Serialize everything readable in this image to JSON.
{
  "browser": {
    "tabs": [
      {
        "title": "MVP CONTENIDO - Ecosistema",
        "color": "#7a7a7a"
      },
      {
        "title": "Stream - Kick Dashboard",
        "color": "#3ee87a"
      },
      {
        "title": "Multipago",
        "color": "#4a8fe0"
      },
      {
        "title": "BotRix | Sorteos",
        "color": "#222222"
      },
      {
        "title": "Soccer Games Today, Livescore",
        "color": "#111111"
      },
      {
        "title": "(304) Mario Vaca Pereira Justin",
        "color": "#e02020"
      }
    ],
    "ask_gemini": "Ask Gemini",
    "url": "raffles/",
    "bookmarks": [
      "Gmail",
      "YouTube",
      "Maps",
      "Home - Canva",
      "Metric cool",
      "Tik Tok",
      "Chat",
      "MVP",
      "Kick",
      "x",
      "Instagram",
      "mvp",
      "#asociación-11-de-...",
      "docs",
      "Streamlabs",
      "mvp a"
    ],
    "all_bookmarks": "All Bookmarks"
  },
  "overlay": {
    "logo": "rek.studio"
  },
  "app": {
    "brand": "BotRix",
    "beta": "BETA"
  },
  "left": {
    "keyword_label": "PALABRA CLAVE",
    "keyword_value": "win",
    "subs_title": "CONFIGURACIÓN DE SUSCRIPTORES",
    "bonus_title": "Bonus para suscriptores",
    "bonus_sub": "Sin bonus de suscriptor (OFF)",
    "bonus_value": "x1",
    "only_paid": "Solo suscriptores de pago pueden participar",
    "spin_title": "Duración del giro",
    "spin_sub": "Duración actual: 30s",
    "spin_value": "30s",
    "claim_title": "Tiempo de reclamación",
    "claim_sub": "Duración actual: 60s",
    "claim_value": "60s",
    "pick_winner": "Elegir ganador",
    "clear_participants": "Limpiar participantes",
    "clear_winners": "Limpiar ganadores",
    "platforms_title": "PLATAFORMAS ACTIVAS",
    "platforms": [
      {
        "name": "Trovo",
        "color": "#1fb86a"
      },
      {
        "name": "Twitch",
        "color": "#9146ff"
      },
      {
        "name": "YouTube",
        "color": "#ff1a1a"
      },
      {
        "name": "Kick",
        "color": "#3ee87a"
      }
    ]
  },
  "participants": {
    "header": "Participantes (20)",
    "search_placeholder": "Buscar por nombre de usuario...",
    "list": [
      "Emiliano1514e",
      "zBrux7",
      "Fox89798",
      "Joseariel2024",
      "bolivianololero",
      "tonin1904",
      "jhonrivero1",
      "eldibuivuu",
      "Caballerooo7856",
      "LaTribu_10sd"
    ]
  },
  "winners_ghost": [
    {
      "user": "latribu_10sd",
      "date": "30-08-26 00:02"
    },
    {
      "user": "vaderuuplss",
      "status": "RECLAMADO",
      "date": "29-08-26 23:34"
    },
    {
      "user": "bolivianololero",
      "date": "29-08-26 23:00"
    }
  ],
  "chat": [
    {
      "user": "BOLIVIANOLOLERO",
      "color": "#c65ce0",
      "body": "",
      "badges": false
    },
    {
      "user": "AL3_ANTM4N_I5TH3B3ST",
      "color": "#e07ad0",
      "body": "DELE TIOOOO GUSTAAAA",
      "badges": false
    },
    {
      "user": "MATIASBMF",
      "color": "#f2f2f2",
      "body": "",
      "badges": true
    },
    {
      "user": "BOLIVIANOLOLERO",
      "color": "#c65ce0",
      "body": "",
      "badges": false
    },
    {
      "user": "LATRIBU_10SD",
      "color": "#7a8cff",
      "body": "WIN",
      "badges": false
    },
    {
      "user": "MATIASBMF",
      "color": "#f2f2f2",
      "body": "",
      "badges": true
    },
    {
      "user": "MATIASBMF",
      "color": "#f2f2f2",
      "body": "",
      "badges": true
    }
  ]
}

▸ Aim: In full and verbatim, repeat the records given above.

▸ Answer in full:
Serialize everything readable in this image to JSON.
{
  "browser": {
    "tabs": [
      {
        "title": "MVP CONTENIDO - Ecosistema",
        "color": "#7a7a7a"
      },
      {
        "title": "Stream - Kick Dashboard",
        "color": "#3ee87a"
      },
      {
        "title": "Multipago",
        "color": "#4a8fe0"
      },
      {
        "title": "BotRix | Sorteos",
        "color": "#222222"
      },
      {
        "title": "Soccer Games Today, Livescore",
        "color": "#111111"
      },
      {
        "title": "(304) Mario Vaca Pereira Justin",
        "color": "#e02020"
      }
    ],
    "ask_gemini": "Ask Gemini",
    "url": "raffles/",
    "bookmarks": [
      "Gmail",
      "YouTube",
      "Maps",
      "Home - Canva",
      "Metric cool",
      "Tik Tok",
      "Chat",
      "MVP",
      "Kick",
      "x",
      "Instagram",
      "mvp",
      "#asociación-11-de-...",
      "docs",
      "Streamlabs",
      "mvp a"
    ],
    "all_bookmarks": "All Bookmarks"
  },
  "overlay": {
    "logo": "rek.studio"
  },
  "app": {
    "brand": "BotRix",
    "beta": "BETA"
  },
  "left": {
    "keyword_label": "PALABRA CLAVE",
    "keyword_value": "win",
    "subs_title": "CONFIGURACIÓN DE SUSCRIPTORES",
    "bonus_title": "Bonus para suscriptores",
    "bonus_sub": "Sin bonus de suscriptor (OFF)",
    "bonus_value": "x1",
    "only_paid": "Solo suscriptores de pago pueden participar",
    "spin_title": "Duración del giro",
    "spin_sub": "Duración actual: 30s",
    "spin_value": "30s",
    "claim_title": "Tiempo de reclamación",
    "claim_sub": "Duración actual: 60s",
    "claim_value": "60s",
    "pick_winner": "Elegir ganador",
    "clear_participants": "Limpiar participantes",
    "clear_winners": "Limpiar ganadores",
    "platforms_title": "PLATAFORMAS ACTIVAS",
    "platforms": [
      {
        "name": "Trovo",
        "color": "#1fb86a"
      },
      {
        "name": "Twitch",
        "color": "#9146ff"
      },
      {
        "name": "YouTube",
        "color": "#ff1a1a"
      },
      {
        "name": "Kick",
        "color": "#3ee87a"
      }
    ]
  },
  "participants": {
    "header": "Participantes (20)",
    "search_placeholder": "Buscar por nombre de usuario...",
    "list": [
      "Emiliano1514e",
      "zBrux7",
      "Fox89798",
      "Joseariel2024",
      "bolivianololero",
      "tonin1904",
      "jhonrivero1",
      "eldibuivuu",
      "Caballerooo7856",
      "LaTribu_10sd"
    ]
  },
  "winners_ghost": [
    {
      "user": "latribu_10sd",
      "date": "30-08-26 00:02"
    },
    {
      "user": "vaderuuplss",
      "status": "RECLAMADO",
      "date": "29-08-26 23:34"
    },
    {
      "user": "bolivianololero",
      "date": "29-08-26 23:00"
    }
  ],
  "chat": [
    {
      "user": "BOLIVIANOLOLERO",
      "color": "#c65ce0",
      "body": "",
      "badges": false
    },
    {
      "user": "AL3_ANTM4N_I5TH3B3ST",
      "color": "#e07ad0",
      "body": "DELE TIOOOO GUSTAAAA",
      "badges": false
    },
    {
      "user": "MATIASBMF",
      "color": "#f2f2f2",
      "body": "",
      "badges": true
    },
    {
      "user": "BOLIVIANOLOLERO",
      "color": "#c65ce0",
      "body": "",
      "badges": false
    },
    {
      "user": "LATRIBU_10SD",
      "color": "#7a8cff",
      "body": "WIN",
      "badges": false
    },
    {
      "user": "MATIASBMF",
      "color": "#f2f2f2",
      "body": "",
      "badges": true
    },
    {
      "user": "MATIASBMF",
      "color": "#f2f2f2",
      "body": "",
      "badges": true
    }
  ]
}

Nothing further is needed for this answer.